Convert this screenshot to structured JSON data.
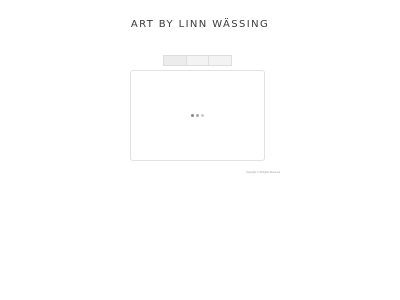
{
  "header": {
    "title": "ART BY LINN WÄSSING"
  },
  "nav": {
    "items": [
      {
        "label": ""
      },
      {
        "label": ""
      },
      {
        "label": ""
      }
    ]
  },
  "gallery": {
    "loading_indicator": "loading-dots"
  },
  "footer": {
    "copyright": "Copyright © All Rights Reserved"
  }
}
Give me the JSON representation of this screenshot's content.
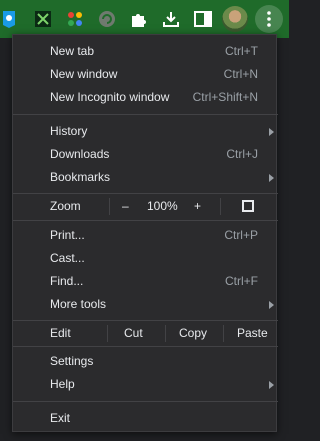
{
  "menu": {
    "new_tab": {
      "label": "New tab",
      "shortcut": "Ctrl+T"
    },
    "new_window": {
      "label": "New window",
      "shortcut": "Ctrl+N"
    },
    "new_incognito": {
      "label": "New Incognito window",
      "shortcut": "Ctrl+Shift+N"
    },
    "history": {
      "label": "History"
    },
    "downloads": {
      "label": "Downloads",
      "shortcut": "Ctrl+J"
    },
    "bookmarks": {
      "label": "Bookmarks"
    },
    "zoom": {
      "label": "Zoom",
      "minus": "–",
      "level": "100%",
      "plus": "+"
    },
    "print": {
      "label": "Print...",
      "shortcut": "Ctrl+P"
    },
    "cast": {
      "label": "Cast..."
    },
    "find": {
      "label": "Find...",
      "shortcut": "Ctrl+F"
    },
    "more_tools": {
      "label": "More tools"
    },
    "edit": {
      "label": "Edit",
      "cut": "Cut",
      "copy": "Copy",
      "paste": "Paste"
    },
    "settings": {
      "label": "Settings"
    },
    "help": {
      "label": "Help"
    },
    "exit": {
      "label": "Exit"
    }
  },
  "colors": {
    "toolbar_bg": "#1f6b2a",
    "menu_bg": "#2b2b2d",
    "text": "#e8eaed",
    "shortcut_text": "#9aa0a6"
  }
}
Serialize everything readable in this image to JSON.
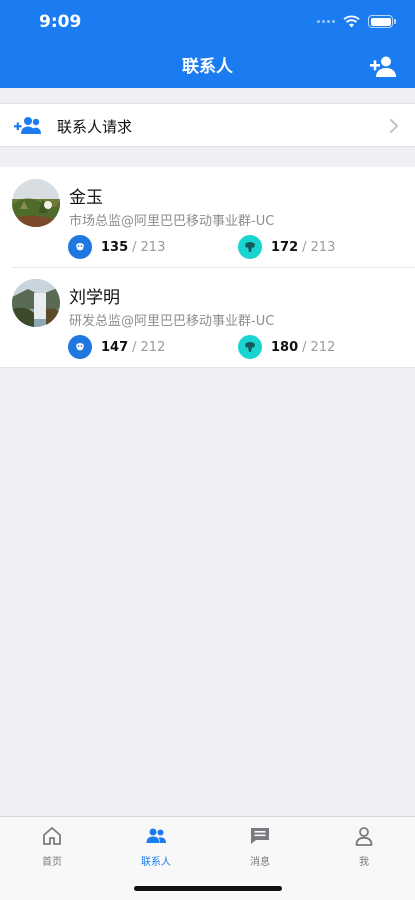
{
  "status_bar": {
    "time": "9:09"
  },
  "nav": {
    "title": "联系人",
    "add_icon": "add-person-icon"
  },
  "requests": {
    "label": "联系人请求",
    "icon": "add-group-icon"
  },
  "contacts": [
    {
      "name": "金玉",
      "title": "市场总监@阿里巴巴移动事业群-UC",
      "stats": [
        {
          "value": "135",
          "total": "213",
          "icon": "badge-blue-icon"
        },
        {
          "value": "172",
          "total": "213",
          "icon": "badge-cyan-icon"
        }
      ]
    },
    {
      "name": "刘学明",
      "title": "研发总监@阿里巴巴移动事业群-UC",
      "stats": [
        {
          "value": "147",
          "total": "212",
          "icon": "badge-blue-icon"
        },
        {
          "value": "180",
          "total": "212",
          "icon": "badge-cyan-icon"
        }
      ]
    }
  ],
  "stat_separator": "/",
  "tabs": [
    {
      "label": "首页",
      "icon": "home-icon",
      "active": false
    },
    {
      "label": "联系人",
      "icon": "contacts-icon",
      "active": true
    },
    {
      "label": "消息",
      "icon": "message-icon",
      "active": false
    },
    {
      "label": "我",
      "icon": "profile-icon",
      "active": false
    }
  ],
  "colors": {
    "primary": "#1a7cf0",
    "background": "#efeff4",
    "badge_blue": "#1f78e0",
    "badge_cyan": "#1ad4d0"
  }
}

※

What you should do:
Pick out every line above that holds the word "JSON" and copy it.

Output:
Convert this screenshot to structured JSON data.
Give me the JSON representation of this screenshot's content.
Serialize everything readable in this image to JSON.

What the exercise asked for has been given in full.